_What the task requires_. Check each line of the material. Copy those containing "flag".

_Items from a data source_.
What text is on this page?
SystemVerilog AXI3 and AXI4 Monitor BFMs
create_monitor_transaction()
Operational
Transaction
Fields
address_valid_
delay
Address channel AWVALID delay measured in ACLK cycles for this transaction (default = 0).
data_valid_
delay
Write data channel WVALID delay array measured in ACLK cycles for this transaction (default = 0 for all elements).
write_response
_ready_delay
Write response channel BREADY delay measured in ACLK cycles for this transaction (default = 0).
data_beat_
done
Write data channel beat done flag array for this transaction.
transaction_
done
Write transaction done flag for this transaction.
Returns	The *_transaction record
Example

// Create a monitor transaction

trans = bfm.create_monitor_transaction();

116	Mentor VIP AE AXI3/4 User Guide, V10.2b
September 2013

* * *

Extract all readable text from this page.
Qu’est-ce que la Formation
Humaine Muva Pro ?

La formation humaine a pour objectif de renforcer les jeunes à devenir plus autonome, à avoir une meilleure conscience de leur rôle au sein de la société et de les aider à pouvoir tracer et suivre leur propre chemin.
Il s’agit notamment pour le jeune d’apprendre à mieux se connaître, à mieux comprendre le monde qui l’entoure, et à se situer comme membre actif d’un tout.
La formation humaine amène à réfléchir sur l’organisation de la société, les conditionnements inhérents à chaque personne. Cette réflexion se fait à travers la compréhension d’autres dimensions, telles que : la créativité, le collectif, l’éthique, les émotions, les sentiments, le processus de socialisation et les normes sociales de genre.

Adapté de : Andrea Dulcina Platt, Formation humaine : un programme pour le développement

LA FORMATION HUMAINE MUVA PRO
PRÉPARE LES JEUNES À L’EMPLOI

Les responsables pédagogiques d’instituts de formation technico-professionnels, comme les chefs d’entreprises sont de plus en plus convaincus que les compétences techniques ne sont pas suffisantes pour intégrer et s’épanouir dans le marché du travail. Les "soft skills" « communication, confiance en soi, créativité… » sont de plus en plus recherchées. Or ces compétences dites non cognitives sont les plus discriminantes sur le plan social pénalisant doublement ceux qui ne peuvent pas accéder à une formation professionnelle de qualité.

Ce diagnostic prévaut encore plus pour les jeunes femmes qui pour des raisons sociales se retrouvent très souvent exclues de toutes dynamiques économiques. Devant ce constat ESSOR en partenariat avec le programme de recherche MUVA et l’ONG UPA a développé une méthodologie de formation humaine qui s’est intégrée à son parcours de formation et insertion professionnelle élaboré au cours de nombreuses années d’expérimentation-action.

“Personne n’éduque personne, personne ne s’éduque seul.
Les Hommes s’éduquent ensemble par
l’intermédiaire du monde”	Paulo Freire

* * *

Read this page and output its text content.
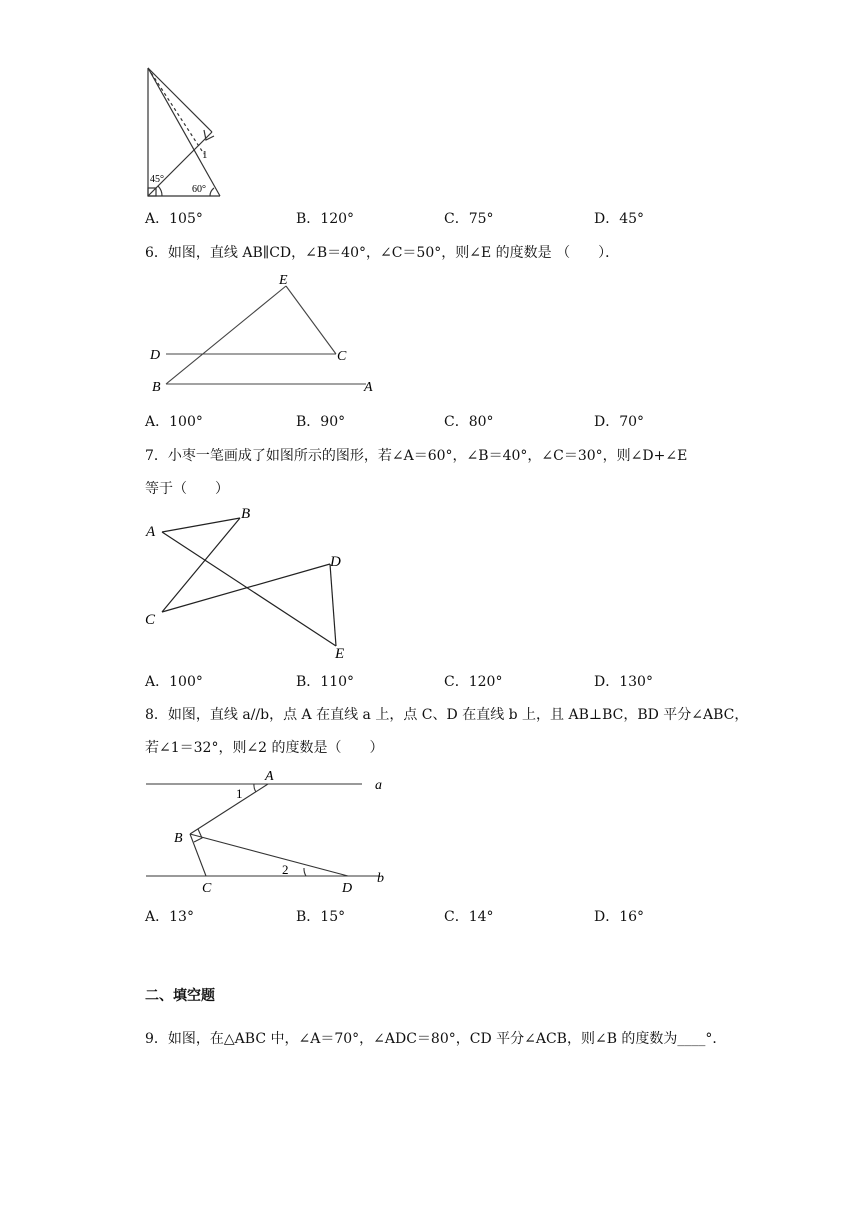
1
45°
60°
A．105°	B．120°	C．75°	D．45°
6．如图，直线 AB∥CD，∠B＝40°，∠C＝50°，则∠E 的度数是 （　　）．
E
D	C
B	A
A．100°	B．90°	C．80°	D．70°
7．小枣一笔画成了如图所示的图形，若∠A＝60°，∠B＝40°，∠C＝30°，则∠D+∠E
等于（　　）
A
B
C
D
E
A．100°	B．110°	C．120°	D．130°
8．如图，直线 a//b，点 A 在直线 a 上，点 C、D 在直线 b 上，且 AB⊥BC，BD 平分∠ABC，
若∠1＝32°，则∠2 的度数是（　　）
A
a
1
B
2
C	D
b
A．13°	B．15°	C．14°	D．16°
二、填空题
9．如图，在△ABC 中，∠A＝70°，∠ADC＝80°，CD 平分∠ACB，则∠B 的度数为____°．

_Response to this task_.
Write data channel beat done flag array for this transaction.
Write transaction done flag for this transaction.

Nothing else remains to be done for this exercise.